═════ Material for the task ═════
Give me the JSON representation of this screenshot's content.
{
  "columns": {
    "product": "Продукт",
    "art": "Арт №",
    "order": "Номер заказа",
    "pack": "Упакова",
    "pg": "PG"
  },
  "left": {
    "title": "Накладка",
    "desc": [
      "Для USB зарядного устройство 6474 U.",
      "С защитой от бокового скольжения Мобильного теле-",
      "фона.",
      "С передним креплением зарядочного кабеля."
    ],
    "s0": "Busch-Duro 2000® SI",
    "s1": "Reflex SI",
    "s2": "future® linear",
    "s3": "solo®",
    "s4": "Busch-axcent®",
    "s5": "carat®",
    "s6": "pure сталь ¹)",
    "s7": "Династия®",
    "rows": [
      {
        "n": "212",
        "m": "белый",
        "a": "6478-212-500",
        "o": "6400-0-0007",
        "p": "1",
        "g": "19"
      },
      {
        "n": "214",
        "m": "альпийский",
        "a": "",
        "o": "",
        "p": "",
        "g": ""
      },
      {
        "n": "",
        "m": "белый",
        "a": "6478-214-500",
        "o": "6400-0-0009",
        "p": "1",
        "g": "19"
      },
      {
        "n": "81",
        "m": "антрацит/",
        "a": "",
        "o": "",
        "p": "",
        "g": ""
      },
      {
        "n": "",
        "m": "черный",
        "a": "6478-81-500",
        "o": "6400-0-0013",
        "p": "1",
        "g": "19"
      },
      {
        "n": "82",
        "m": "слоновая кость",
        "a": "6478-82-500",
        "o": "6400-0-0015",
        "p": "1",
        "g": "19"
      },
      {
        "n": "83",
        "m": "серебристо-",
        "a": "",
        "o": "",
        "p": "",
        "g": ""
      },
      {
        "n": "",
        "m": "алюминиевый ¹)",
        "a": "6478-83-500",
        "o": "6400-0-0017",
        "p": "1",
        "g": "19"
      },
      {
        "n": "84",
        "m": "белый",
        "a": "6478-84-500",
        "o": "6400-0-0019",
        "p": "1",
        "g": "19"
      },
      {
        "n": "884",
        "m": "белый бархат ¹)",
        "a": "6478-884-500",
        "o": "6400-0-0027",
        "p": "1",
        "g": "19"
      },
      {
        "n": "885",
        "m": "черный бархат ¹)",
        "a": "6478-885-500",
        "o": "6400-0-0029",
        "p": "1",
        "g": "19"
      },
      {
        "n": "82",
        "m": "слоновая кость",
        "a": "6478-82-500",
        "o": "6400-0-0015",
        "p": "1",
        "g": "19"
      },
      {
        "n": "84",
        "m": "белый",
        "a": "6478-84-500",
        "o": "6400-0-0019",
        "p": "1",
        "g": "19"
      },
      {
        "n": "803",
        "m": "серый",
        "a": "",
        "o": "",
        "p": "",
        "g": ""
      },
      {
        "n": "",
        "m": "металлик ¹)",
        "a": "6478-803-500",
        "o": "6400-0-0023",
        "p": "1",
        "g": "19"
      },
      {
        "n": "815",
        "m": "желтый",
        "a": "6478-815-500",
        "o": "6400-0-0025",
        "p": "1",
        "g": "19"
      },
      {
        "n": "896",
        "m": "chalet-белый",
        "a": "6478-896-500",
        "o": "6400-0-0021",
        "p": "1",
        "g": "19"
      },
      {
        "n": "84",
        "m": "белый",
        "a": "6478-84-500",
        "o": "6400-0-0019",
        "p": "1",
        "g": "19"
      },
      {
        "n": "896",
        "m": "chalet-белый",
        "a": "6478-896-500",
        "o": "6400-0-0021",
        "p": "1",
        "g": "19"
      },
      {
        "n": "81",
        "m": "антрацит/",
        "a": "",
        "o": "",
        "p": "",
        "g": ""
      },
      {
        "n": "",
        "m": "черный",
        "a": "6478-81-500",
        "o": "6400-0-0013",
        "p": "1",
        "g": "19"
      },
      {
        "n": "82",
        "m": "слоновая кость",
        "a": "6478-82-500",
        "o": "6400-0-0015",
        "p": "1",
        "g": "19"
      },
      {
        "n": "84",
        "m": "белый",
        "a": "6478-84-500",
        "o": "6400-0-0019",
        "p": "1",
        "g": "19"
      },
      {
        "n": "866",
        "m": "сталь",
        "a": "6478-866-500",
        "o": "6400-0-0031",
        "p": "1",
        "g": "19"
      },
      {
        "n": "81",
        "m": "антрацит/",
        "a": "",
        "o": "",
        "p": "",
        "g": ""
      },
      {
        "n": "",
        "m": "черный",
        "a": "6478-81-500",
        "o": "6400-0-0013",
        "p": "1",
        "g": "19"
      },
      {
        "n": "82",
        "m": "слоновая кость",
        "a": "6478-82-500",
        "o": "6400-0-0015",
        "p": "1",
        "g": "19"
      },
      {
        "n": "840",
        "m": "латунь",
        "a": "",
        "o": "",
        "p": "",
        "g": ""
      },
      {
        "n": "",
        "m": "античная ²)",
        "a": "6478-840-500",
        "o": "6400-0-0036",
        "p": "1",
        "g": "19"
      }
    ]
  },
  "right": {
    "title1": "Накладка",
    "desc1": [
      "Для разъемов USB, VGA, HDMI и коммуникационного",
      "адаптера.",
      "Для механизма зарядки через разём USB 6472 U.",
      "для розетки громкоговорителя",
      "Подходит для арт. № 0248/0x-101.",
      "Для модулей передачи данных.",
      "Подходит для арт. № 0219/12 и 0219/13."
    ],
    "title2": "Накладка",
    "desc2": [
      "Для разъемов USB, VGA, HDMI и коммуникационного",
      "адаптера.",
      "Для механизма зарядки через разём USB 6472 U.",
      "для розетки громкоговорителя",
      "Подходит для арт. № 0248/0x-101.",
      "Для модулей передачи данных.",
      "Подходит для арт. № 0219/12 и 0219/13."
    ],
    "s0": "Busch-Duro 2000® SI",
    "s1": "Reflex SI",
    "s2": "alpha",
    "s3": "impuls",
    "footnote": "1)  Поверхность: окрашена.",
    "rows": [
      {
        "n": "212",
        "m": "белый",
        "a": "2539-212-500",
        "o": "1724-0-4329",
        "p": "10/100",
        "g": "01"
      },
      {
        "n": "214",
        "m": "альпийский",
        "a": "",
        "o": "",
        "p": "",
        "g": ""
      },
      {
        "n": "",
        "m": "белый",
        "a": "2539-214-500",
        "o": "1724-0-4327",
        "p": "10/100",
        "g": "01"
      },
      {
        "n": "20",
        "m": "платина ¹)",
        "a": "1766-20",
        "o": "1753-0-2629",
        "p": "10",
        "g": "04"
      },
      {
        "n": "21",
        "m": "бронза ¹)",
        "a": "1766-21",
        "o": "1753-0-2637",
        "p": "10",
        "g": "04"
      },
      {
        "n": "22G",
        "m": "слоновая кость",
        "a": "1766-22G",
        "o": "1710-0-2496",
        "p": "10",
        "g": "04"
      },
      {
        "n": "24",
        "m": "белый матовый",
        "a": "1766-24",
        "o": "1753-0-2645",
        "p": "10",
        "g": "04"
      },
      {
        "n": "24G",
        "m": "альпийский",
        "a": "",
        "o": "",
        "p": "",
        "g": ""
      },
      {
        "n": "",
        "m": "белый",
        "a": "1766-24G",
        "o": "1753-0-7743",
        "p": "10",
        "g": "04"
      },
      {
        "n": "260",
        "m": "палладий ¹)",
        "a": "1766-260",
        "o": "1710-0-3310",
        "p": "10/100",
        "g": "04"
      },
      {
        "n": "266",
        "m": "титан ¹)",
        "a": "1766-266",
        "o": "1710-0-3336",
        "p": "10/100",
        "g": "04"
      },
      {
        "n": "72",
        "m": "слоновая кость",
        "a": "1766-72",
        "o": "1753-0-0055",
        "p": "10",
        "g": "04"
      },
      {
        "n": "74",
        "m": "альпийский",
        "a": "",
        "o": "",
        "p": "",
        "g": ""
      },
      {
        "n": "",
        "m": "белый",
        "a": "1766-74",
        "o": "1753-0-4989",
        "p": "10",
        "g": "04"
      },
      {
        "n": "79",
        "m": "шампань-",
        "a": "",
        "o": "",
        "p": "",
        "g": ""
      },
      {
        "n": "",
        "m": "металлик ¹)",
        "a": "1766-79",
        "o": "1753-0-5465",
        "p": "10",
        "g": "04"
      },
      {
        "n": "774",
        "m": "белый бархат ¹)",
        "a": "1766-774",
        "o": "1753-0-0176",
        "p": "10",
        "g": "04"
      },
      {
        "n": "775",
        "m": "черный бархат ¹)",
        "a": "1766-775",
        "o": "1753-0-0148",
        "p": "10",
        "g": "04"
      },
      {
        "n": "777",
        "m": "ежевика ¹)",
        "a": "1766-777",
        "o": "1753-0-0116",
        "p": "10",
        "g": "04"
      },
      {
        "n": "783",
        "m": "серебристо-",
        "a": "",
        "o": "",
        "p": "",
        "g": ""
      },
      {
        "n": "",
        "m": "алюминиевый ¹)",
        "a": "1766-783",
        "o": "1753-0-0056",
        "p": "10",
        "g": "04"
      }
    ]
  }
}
═════
Problem
Whenever "Накладка" turns up in a line, pick that line out.

Task output
    "title": "Накладка",
    "title1": "Накладка",
    "title2": "Накладка",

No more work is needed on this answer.